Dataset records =
"""

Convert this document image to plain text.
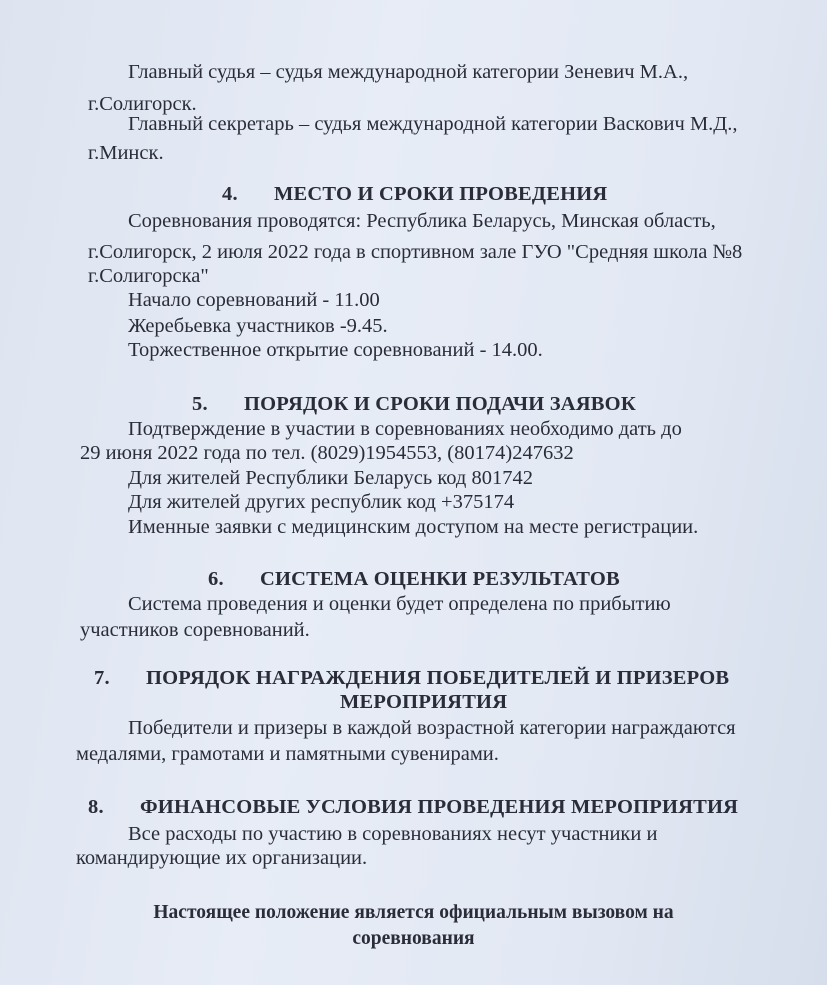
Главный судья – судья международной категории Зеневич М.А.,
г.Солигорск.
Главный секретарь – судья международной категории Васкович М.Д.,
г.Минск.
4. МЕСТО И СРОКИ ПРОВЕДЕНИЯ
Соревнования проводятся: Республика Беларусь, Минская область,
г.Солигорск, 2 июля 2022 года в спортивном зале ГУО "Средняя школа №8
г.Солигорска"
Начало соревнований - 11.00
Жеребьевка участников -9.45.
Торжественное открытие соревнований - 14.00.
5. ПОРЯДОК И СРОКИ ПОДАЧИ ЗАЯВОК
Подтверждение в участии в соревнованиях необходимо дать до
29 июня 2022 года по тел. (8029)1954553, (80174)247632
Для жителей Республики Беларусь код 801742
Для жителей других республик код +375174
Именные заявки с медицинским доступом на месте регистрации.
6. СИСТЕМА ОЦЕНКИ РЕЗУЛЬТАТОВ
Система проведения и оценки будет определена по прибытию
участников соревнований.
7. ПОРЯДОК НАГРАЖДЕНИЯ ПОБЕДИТЕЛЕЙ И ПРИЗЕРОВ
МЕРОПРИЯТИЯ
Победители и призеры в каждой возрастной категории награждаются
медалями, грамотами и памятными сувенирами.
8. ФИНАНСОВЫЕ УСЛОВИЯ ПРОВЕДЕНИЯ МЕРОПРИЯТИЯ
Все расходы по участию в соревнованиях несут участники и
командирующие их организации.
Настоящее положение является официальным вызовом на
соревнования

"""

Copy all lines of the material above where the string "ПОРЯДОК" occurs.

FINISHED EXERCISE =
5. ПОРЯДОК И СРОКИ ПОДАЧИ ЗАЯВОК
7. ПОРЯДОК НАГРАЖДЕНИЯ ПОБЕДИТЕЛЕЙ И ПРИЗЕРОВ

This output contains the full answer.